_DIRECTIONS FOR THIS TASK_
Copy the lines that follow, keeping every character the same.

##### EXERCISE MATERIALS

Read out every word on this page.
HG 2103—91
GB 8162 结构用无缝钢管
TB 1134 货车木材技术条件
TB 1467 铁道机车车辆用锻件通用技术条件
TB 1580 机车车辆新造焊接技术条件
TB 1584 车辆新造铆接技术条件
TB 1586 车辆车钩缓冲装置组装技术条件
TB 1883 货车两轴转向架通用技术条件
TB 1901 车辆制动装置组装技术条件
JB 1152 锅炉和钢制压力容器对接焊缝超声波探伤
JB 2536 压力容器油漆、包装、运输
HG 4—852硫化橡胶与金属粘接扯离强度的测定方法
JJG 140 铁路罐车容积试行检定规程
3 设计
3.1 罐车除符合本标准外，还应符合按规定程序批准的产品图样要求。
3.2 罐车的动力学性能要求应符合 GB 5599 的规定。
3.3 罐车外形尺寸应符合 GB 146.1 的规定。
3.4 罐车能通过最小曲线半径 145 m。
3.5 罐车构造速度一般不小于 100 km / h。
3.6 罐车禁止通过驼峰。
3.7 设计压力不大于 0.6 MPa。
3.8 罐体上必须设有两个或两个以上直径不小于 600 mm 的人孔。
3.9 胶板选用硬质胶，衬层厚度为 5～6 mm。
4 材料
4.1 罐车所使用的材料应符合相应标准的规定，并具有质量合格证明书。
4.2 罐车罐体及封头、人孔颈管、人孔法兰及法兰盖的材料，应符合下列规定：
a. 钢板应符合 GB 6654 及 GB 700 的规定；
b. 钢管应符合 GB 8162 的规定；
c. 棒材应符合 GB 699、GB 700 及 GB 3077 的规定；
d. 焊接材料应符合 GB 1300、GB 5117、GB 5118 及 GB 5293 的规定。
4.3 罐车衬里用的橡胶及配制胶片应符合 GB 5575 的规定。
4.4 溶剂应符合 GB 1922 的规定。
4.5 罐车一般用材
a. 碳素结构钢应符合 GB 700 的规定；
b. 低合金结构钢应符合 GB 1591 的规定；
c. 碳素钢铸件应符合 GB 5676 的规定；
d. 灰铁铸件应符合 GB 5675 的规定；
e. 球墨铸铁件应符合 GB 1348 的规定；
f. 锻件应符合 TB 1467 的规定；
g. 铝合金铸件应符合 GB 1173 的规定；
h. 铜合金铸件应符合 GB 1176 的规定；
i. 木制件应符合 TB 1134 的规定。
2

##########

_OUTPUT_
Read out every word on this page.
HG 2103—91
GB 8162 结构用无缝钢管
TB 1134 货车木材技术条件
TB 1467 铁道机车车辆用锻件通用技术条件
TB 1580 机车车辆新造焊接技术条件
TB 1584 车辆新造铆接技术条件
TB 1586 车辆车钩缓冲装置组装技术条件
TB 1883 货车两轴转向架通用技术条件
TB 1901 车辆制动装置组装技术条件
JB 1152 锅炉和钢制压力容器对接焊缝超声波探伤
JB 2536 压力容器油漆、包装、运输
HG 4—852硫化橡胶与金属粘接扯离强度的测定方法
JJG 140 铁路罐车容积试行检定规程
3 设计
3.1 罐车除符合本标准外，还应符合按规定程序批准的产品图样要求。
3.2 罐车的动力学性能要求应符合 GB 5599 的规定。
3.3 罐车外形尺寸应符合 GB 146.1 的规定。
3.4 罐车能通过最小曲线半径 145 m。
3.5 罐车构造速度一般不小于 100 km / h。
3.6 罐车禁止通过驼峰。
3.7 设计压力不大于 0.6 MPa。
3.8 罐体上必须设有两个或两个以上直径不小于 600 mm 的人孔。
3.9 胶板选用硬质胶，衬层厚度为 5～6 mm。
4 材料
4.1 罐车所使用的材料应符合相应标准的规定，并具有质量合格证明书。
4.2 罐车罐体及封头、人孔颈管、人孔法兰及法兰盖的材料，应符合下列规定：
a. 钢板应符合 GB 6654 及 GB 700 的规定；
b. 钢管应符合 GB 8162 的规定；
c. 棒材应符合 GB 699、GB 700 及 GB 3077 的规定；
d. 焊接材料应符合 GB 1300、GB 5117、GB 5118 及 GB 5293 的规定。
4.3 罐车衬里用的橡胶及配制胶片应符合 GB 5575 的规定。
4.4 溶剂应符合 GB 1922 的规定。
4.5 罐车一般用材
a. 碳素结构钢应符合 GB 700 的规定；
b. 低合金结构钢应符合 GB 1591 的规定；
c. 碳素钢铸件应符合 GB 5676 的规定；
d. 灰铁铸件应符合 GB 5675 的规定；
e. 球墨铸铁件应符合 GB 1348 的规定；
f. 锻件应符合 TB 1467 的规定；
g. 铝合金铸件应符合 GB 1173 的规定；
h. 铜合金铸件应符合 GB 1176 的规定；
i. 木制件应符合 TB 1134 的规定。
2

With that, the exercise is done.